### Recorded data

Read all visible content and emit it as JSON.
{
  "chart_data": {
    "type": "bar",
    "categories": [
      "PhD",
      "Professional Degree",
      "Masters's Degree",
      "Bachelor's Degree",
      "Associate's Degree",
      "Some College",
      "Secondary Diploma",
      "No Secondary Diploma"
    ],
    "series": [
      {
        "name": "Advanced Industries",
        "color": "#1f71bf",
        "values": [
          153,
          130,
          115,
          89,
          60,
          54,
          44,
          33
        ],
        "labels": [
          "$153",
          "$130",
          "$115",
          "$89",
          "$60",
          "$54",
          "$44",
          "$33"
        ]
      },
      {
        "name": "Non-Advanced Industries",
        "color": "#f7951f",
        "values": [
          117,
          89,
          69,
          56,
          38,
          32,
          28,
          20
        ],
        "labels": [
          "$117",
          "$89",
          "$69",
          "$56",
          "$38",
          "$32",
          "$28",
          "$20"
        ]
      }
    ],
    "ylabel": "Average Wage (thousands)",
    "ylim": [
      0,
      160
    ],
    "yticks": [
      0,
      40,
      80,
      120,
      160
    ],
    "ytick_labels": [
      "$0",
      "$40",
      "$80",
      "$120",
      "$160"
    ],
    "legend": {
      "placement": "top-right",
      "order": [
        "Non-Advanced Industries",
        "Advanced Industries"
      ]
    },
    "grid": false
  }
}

######
### Recorded data

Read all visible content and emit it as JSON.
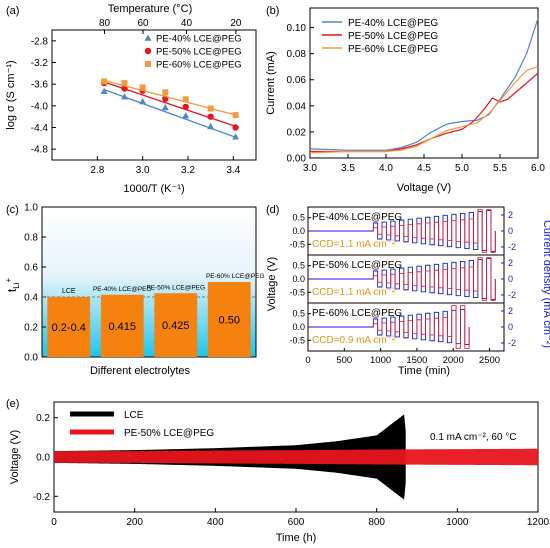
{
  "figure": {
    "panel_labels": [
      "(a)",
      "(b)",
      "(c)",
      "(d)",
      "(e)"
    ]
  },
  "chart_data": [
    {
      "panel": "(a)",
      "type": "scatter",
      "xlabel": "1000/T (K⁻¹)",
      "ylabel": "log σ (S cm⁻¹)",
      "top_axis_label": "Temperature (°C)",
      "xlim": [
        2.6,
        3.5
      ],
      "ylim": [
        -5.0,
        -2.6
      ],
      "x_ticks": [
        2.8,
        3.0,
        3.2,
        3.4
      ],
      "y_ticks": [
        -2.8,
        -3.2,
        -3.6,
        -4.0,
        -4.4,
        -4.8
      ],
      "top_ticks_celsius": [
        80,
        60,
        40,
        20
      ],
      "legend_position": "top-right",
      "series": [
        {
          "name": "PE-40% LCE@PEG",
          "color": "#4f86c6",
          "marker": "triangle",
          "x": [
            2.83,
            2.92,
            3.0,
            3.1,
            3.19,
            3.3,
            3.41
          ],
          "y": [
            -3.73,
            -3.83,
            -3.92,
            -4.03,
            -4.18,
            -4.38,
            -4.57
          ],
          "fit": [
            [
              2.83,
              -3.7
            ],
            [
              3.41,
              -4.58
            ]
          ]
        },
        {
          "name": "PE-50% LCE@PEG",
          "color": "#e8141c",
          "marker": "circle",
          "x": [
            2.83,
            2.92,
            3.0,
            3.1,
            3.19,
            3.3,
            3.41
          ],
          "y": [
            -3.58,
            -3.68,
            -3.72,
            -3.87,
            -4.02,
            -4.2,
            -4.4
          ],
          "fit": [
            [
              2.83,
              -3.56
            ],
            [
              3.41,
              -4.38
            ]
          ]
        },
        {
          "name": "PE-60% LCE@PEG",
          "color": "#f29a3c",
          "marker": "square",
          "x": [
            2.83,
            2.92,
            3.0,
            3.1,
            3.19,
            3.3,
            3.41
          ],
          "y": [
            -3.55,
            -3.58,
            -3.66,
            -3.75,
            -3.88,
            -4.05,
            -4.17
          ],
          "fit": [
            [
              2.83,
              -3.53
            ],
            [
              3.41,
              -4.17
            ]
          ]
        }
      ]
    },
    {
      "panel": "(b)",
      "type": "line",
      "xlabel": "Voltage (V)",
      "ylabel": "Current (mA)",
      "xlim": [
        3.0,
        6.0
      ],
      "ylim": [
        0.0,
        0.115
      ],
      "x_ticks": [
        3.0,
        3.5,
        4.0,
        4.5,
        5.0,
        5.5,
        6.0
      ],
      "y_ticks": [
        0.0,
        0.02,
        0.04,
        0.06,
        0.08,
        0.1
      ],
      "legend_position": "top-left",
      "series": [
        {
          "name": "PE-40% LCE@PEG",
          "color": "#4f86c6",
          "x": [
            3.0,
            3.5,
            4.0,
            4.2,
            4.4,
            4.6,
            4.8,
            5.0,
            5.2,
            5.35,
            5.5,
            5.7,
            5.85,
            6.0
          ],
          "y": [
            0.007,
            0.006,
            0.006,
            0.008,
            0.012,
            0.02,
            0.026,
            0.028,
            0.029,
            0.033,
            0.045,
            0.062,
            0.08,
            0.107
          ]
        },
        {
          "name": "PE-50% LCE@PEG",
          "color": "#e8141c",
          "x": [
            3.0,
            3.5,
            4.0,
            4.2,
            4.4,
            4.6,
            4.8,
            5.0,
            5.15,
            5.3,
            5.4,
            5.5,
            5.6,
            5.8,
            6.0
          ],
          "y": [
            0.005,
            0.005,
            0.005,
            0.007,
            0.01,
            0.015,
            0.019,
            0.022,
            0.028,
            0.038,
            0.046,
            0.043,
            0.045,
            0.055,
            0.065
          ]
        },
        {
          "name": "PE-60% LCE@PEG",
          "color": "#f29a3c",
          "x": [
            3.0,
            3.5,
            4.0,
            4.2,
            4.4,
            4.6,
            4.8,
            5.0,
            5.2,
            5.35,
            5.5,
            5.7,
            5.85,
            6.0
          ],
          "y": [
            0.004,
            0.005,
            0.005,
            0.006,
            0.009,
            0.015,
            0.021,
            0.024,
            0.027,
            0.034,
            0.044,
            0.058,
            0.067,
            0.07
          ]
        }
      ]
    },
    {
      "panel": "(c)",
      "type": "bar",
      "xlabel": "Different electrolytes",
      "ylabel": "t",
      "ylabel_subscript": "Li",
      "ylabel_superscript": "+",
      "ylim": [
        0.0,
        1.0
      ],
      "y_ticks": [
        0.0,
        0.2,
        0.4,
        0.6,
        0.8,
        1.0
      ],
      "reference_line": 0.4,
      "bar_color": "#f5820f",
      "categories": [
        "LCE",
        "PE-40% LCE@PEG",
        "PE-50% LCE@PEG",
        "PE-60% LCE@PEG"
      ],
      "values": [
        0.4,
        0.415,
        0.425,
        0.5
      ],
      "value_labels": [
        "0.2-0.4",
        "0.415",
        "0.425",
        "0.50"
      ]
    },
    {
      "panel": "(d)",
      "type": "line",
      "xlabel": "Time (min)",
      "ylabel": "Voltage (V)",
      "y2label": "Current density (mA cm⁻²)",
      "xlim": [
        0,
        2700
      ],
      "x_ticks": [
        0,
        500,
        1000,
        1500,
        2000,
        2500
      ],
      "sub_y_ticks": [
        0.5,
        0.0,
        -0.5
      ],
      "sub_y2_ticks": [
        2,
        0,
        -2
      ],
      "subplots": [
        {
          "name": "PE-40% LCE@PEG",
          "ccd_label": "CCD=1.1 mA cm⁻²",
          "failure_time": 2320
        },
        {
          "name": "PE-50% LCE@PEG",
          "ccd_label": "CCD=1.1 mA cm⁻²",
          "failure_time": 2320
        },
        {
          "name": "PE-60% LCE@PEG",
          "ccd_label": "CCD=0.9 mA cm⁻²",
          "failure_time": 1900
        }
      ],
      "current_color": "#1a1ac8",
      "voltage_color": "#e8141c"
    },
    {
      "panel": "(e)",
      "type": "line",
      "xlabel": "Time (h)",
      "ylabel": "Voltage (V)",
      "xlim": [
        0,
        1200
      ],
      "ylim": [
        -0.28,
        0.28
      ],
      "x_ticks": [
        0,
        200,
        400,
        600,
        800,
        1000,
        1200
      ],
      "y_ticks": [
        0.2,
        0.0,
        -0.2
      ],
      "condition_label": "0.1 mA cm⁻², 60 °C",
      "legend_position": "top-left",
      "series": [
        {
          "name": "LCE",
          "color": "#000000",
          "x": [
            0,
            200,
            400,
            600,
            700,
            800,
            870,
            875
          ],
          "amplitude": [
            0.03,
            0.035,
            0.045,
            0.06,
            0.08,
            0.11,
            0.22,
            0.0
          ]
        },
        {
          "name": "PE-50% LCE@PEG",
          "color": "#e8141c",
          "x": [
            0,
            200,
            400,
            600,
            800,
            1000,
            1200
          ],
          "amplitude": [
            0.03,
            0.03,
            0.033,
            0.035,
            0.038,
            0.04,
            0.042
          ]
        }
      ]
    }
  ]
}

######

Prompt
Copy out every line of the material above that mentions the word "marker".

Response
          "marker": "triangle",
          "marker": "circle",
          "marker": "square",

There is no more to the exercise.